## [Source excerpt]
>> BEGIN
I usually (like never) don't use the 'reentrant' pragma, but I think I may have to do that with a particular routine.
BUT I can't find the key-word that declares a function as reentrant. Am I missing something? Is there one for Keil's IDE tools? If so, what is its form? Can I get a link to the 'official' use of it?
Thanks in advance, and I need it asap because I need to pass this class and I don't want to really learn how to do this 'embedded' stuff anyway but the teacher keeps hounding me.
--Cpt. Vince Foster 2nd Cannon Place Fort Marcy Park, VA
I'm not so sure the original thread intention was about calling conventions and function calls. Cpt Vince did mention reentrancy, and this quickly got transformed into a debate about recursion.
Well, he was looking for an ARM equivalent to the C51 "reentrant" keyword, which alters the calling convention and allocation of local variables (from one that's efficient on a '51, but does not support recursion or reentrancy, to one that's inefficient, but does).
ARM compilers don't really need this switch, since there are efficient calling conventions and memory allocation methods that also conform to the requirements of the C standard.
And, well, I doubt that using the "reentrant" keyword on C51 makes the function in question magically, completely safe for reentering, since e.g. it doesn't do anything about the helper functions you mentioned, nor about atomicity issues. It's just a necessary condition without which any attempt at reentering the function will fail horribly.
>> END
## [Provided data]
>> BEGIN
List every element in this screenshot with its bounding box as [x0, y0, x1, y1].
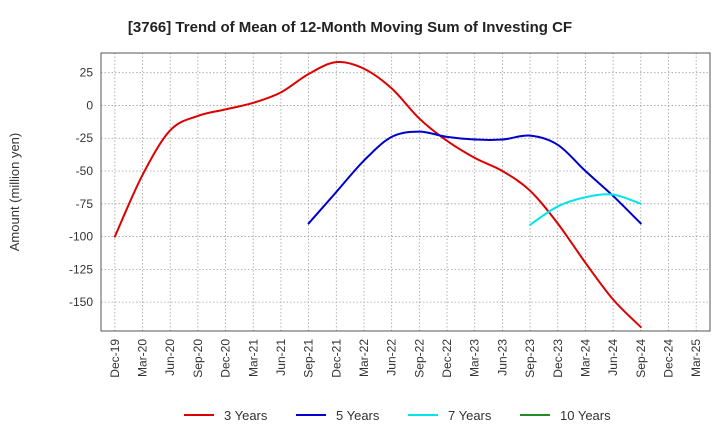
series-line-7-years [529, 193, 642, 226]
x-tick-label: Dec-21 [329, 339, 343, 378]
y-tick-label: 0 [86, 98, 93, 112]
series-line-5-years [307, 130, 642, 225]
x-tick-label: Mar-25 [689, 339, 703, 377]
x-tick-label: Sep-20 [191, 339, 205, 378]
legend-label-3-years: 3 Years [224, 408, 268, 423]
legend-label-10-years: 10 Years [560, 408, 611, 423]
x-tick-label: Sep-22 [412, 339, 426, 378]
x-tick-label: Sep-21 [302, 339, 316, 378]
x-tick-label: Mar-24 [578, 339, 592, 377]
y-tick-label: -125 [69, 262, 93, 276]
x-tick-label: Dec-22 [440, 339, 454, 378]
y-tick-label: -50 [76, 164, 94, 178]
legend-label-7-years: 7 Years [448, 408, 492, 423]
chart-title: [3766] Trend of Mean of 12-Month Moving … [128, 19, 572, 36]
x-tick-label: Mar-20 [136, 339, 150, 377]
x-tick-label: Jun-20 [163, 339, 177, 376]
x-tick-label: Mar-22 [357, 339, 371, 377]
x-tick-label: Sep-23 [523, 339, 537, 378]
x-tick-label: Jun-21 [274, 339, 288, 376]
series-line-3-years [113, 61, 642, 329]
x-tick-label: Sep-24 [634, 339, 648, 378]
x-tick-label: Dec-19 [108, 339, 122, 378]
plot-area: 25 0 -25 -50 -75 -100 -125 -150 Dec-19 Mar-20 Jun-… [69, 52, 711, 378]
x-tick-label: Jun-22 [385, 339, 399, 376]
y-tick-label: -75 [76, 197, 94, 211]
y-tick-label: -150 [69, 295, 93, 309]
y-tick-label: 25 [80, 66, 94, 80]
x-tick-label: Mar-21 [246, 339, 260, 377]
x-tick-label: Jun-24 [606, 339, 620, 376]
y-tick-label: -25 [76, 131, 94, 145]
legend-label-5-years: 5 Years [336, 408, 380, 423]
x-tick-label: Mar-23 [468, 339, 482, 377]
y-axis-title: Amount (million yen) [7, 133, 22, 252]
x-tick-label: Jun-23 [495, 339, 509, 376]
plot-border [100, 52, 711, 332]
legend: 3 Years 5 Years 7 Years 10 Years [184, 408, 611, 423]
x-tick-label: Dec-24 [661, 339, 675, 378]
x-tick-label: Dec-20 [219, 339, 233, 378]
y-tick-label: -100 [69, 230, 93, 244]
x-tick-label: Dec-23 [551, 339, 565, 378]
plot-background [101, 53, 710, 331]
>> END
In the source excerpt, why don't ARM compilers need an equivalent of the C51 "reentrant" keyword? Answer in one to three sentences.

ARM compilers have calling conventions and memory allocation methods that are efficient and also meet the requirements of the C standard. On the '51, the efficient default does not support recursion or reentrancy. There, the keyword switches to an inefficient convention that does.